- [WHAT IS REQUIRED] Transcribe each line exactly.

- [DATA SUPPLIED]
________________________

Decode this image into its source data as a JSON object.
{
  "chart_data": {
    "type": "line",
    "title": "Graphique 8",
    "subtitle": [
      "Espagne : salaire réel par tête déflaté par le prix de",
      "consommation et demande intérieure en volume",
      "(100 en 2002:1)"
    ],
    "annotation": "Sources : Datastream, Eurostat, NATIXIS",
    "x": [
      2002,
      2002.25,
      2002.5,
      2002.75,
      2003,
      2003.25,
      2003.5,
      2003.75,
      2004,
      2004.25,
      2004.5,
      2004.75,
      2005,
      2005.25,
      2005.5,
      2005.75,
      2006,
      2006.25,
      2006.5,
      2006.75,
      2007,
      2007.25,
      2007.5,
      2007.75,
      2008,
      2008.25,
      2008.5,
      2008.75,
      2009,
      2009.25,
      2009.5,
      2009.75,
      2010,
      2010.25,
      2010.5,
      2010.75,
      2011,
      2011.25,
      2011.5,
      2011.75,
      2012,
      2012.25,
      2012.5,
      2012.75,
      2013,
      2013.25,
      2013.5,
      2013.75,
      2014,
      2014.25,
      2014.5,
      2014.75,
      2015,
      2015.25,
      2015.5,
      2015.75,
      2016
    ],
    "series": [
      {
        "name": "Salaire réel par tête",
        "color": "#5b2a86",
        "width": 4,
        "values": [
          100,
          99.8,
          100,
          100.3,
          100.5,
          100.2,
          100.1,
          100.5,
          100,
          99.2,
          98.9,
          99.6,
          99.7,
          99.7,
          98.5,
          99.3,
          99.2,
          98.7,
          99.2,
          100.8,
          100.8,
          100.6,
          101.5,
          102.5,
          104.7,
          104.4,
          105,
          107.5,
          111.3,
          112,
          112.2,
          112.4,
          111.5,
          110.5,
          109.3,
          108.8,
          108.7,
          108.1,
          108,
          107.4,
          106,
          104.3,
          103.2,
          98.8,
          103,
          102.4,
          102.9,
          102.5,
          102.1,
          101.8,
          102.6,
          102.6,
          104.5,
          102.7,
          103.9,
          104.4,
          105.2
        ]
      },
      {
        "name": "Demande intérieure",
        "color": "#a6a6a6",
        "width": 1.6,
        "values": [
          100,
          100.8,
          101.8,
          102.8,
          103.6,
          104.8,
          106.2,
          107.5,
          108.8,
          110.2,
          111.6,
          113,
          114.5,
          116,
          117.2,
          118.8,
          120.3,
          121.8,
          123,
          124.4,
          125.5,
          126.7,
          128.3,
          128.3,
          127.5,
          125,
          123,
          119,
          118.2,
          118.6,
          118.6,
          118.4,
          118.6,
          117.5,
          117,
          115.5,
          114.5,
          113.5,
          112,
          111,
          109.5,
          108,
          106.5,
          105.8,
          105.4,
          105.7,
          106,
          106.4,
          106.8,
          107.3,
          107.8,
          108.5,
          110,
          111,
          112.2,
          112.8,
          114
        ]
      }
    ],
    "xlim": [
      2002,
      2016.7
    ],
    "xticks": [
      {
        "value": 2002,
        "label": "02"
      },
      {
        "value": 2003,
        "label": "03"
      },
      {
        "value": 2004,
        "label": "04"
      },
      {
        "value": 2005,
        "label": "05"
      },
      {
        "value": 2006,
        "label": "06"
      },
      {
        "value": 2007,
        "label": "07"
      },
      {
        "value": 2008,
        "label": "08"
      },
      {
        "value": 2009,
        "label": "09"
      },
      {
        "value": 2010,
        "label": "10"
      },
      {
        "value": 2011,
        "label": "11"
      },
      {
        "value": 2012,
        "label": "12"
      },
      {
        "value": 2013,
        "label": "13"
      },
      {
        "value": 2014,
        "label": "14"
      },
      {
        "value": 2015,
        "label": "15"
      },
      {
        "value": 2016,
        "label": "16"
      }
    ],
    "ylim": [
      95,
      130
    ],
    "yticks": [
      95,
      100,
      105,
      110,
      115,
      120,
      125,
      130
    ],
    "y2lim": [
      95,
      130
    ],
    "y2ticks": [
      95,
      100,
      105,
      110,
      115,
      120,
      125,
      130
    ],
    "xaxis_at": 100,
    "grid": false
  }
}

________________________

- [EXERCISE OUTPUT]
Decode this image into its source data as a JSON object.
{
  "chart_data": {
    "type": "line",
    "title": "Graphique 8",
    "subtitle": [
      "Espagne : salaire réel par tête déflaté par le prix de",
      "consommation et demande intérieure en volume",
      "(100 en 2002:1)"
    ],
    "annotation": "Sources : Datastream, Eurostat, NATIXIS",
    "x": [
      2002,
      2002.25,
      2002.5,
      2002.75,
      2003,
      2003.25,
      2003.5,
      2003.75,
      2004,
      2004.25,
      2004.5,
      2004.75,
      2005,
      2005.25,
      2005.5,
      2005.75,
      2006,
      2006.25,
      2006.5,
      2006.75,
      2007,
      2007.25,
      2007.5,
      2007.75,
      2008,
      2008.25,
      2008.5,
      2008.75,
      2009,
      2009.25,
      2009.5,
      2009.75,
      2010,
      2010.25,
      2010.5,
      2010.75,
      2011,
      2011.25,
      2011.5,
      2011.75,
      2012,
      2012.25,
      2012.5,
      2012.75,
      2013,
      2013.25,
      2013.5,
      2013.75,
      2014,
      2014.25,
      2014.5,
      2014.75,
      2015,
      2015.25,
      2015.5,
      2015.75,
      2016
    ],
    "series": [
      {
        "name": "Salaire réel par tête",
        "color": "#5b2a86",
        "width": 4,
        "values": [
          100,
          99.8,
          100,
          100.3,
          100.5,
          100.2,
          100.1,
          100.5,
          100,
          99.2,
          98.9,
          99.6,
          99.7,
          99.7,
          98.5,
          99.3,
          99.2,
          98.7,
          99.2,
          100.8,
          100.8,
          100.6,
          101.5,
          102.5,
          104.7,
          104.4,
          105,
          107.5,
          111.3,
          112,
          112.2,
          112.4,
          111.5,
          110.5,
          109.3,
          108.8,
          108.7,
          108.1,
          108,
          107.4,
          106,
          104.3,
          103.2,
          98.8,
          103,
          102.4,
          102.9,
          102.5,
          102.1,
          101.8,
          102.6,
          102.6,
          104.5,
          102.7,
          103.9,
          104.4,
          105.2
        ]
      },
      {
        "name": "Demande intérieure",
        "color": "#a6a6a6",
        "width": 1.6,
        "values": [
          100,
          100.8,
          101.8,
          102.8,
          103.6,
          104.8,
          106.2,
          107.5,
          108.8,
          110.2,
          111.6,
          113,
          114.5,
          116,
          117.2,
          118.8,
          120.3,
          121.8,
          123,
          124.4,
          125.5,
          126.7,
          128.3,
          128.3,
          127.5,
          125,
          123,
          119,
          118.2,
          118.6,
          118.6,
          118.4,
          118.6,
          117.5,
          117,
          115.5,
          114.5,
          113.5,
          112,
          111,
          109.5,
          108,
          106.5,
          105.8,
          105.4,
          105.7,
          106,
          106.4,
          106.8,
          107.3,
          107.8,
          108.5,
          110,
          111,
          112.2,
          112.8,
          114
        ]
      }
    ],
    "xlim": [
      2002,
      2016.7
    ],
    "xticks": [
      {
        "value": 2002,
        "label": "02"
      },
      {
        "value": 2003,
        "label": "03"
      },
      {
        "value": 2004,
        "label": "04"
      },
      {
        "value": 2005,
        "label": "05"
      },
      {
        "value": 2006,
        "label": "06"
      },
      {
        "value": 2007,
        "label": "07"
      },
      {
        "value": 2008,
        "label": "08"
      },
      {
        "value": 2009,
        "label": "09"
      },
      {
        "value": 2010,
        "label": "10"
      },
      {
        "value": 2011,
        "label": "11"
      },
      {
        "value": 2012,
        "label": "12"
      },
      {
        "value": 2013,
        "label": "13"
      },
      {
        "value": 2014,
        "label": "14"
      },
      {
        "value": 2015,
        "label": "15"
      },
      {
        "value": 2016,
        "label": "16"
      }
    ],
    "ylim": [
      95,
      130
    ],
    "yticks": [
      95,
      100,
      105,
      110,
      115,
      120,
      125,
      130
    ],
    "y2lim": [
      95,
      130
    ],
    "y2ticks": [
      95,
      100,
      105,
      110,
      115,
      120,
      125,
      130
    ],
    "xaxis_at": 100,
    "grid": false
  }
}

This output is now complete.